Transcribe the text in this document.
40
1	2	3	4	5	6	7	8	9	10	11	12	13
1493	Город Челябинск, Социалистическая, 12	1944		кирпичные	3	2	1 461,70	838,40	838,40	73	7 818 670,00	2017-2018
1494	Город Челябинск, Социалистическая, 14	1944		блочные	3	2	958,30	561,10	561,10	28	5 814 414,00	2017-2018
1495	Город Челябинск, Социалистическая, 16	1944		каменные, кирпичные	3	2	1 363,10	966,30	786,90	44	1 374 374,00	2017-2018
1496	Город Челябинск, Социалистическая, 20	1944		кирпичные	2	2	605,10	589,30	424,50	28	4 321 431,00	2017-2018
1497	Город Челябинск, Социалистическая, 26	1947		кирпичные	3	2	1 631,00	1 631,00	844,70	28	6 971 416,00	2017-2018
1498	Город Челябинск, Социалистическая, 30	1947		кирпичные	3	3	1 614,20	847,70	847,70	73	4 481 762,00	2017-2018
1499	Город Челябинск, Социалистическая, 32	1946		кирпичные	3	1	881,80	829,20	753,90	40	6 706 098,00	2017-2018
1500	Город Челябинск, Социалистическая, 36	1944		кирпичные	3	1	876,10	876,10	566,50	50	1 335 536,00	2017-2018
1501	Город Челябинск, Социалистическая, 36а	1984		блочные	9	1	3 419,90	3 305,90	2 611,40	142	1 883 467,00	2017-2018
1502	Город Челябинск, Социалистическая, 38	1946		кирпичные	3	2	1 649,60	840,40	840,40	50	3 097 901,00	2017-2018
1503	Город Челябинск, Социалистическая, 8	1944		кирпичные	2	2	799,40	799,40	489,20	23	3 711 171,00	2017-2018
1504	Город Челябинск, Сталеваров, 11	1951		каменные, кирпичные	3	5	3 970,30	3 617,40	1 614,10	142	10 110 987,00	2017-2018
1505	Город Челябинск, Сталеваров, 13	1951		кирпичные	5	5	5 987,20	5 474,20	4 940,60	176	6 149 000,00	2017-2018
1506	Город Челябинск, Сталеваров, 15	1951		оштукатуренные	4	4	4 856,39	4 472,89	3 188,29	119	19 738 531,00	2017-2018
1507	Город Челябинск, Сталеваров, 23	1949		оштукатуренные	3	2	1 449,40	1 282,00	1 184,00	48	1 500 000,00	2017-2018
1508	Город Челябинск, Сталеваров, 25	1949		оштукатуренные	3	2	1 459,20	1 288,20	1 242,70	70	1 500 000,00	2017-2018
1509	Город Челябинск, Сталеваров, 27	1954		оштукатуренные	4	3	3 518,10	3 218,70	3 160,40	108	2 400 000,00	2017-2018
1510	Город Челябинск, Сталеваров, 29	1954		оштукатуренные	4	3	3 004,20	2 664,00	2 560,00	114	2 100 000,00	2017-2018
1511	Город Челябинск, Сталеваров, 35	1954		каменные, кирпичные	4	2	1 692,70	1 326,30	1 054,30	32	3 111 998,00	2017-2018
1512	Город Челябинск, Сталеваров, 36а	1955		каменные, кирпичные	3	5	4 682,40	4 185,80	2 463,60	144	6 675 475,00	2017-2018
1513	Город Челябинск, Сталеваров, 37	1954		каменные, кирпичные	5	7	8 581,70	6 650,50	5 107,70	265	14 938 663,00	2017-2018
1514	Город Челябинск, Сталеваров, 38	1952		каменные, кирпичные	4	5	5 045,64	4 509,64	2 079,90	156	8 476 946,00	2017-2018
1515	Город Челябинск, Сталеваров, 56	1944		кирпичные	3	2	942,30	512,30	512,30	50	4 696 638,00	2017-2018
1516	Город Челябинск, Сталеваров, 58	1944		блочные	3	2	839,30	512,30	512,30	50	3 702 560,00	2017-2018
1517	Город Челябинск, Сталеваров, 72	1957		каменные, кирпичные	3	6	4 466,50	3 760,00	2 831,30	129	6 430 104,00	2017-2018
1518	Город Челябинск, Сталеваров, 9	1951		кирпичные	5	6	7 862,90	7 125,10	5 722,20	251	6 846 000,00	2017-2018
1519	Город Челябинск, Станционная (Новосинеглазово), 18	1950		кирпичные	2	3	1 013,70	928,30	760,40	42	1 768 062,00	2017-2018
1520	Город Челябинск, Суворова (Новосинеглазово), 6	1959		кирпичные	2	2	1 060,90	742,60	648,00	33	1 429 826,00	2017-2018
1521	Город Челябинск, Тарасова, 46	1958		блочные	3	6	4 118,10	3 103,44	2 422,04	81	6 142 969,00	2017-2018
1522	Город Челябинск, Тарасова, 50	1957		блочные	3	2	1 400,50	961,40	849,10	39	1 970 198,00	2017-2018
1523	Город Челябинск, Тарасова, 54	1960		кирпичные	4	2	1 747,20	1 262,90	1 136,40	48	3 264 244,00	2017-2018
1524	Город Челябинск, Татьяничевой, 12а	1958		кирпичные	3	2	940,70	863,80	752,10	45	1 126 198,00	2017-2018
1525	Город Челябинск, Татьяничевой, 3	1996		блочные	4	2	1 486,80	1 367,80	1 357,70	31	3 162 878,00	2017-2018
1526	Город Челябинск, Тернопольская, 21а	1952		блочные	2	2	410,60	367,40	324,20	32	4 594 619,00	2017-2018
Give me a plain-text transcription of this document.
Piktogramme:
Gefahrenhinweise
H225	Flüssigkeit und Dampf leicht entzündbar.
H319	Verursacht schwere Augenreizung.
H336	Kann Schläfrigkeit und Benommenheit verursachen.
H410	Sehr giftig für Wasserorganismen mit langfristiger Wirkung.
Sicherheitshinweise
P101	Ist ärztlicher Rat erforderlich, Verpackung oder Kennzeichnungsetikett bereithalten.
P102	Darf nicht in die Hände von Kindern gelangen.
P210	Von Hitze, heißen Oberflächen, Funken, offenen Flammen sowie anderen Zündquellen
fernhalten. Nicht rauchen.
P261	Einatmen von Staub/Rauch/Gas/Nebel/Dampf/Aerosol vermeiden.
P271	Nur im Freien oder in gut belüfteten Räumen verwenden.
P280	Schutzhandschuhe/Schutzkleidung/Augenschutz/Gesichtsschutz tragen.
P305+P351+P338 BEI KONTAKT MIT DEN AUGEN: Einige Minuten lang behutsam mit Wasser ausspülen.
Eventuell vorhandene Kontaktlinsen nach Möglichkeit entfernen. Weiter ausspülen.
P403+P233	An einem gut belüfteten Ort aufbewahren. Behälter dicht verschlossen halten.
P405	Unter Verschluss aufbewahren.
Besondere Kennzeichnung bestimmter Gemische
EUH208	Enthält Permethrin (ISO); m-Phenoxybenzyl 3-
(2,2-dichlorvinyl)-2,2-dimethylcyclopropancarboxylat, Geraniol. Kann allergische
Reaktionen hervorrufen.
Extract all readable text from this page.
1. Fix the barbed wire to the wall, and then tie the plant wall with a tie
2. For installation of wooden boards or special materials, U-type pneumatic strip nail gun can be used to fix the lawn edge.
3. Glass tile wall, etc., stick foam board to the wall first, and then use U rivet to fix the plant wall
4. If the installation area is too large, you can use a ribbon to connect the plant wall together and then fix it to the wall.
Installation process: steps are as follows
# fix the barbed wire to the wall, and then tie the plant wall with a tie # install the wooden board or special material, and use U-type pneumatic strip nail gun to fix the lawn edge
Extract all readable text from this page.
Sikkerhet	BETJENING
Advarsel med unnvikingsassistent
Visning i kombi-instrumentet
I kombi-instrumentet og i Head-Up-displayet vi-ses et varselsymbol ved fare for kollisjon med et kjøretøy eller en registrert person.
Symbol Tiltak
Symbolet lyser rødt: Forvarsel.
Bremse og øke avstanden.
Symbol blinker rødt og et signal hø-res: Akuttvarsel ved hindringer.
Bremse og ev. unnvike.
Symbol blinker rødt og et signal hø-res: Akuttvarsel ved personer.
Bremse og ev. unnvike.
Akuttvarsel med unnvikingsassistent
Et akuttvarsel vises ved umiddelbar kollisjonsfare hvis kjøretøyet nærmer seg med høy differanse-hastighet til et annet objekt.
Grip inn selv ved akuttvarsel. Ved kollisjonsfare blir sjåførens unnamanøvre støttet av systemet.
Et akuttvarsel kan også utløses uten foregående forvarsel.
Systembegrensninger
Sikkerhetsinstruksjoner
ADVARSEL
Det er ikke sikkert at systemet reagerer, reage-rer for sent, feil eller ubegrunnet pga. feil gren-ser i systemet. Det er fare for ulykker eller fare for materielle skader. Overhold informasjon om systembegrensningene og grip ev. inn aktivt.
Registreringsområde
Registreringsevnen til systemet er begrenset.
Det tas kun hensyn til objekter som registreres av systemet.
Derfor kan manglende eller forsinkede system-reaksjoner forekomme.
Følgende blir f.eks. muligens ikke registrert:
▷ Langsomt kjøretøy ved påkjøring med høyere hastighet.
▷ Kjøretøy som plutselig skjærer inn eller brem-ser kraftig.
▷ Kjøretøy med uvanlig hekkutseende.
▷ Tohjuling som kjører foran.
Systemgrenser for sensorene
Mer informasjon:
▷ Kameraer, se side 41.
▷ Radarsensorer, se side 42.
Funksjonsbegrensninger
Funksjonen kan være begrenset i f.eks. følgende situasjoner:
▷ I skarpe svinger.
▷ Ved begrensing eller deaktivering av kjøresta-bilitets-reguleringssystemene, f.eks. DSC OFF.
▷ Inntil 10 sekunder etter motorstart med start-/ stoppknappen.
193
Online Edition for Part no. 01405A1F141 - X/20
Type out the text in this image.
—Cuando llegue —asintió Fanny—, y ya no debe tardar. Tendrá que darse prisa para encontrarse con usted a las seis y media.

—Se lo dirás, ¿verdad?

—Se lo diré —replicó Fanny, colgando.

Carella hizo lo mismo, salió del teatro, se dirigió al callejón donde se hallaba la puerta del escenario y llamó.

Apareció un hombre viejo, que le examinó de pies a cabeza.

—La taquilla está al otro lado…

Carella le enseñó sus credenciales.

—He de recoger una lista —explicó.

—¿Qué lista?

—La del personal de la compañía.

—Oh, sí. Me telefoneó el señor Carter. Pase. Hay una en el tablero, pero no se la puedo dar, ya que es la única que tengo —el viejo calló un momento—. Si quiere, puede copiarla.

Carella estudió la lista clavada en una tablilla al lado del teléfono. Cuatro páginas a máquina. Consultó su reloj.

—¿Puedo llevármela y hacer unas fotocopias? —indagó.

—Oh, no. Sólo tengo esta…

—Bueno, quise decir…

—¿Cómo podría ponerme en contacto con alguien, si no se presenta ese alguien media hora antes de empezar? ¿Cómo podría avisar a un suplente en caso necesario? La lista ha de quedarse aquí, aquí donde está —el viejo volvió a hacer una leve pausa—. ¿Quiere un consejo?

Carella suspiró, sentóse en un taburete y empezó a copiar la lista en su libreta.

▶ Objective
In the material above, find each line that contains the word "hacer", and select it.

▶ Complete answer
—¿Puedo llevármela y hacer unas fotocopias? —indagó.
—¿Cómo podría ponerme en contacto con alguien, si no se presenta ese alguien media hora antes de empezar? ¿Cómo podría avisar a un suplente en caso necesario? La lista ha de quedarse aquí, aquí donde está —el viejo volvió a hacer una leve pausa—. ¿Quiere un consejo?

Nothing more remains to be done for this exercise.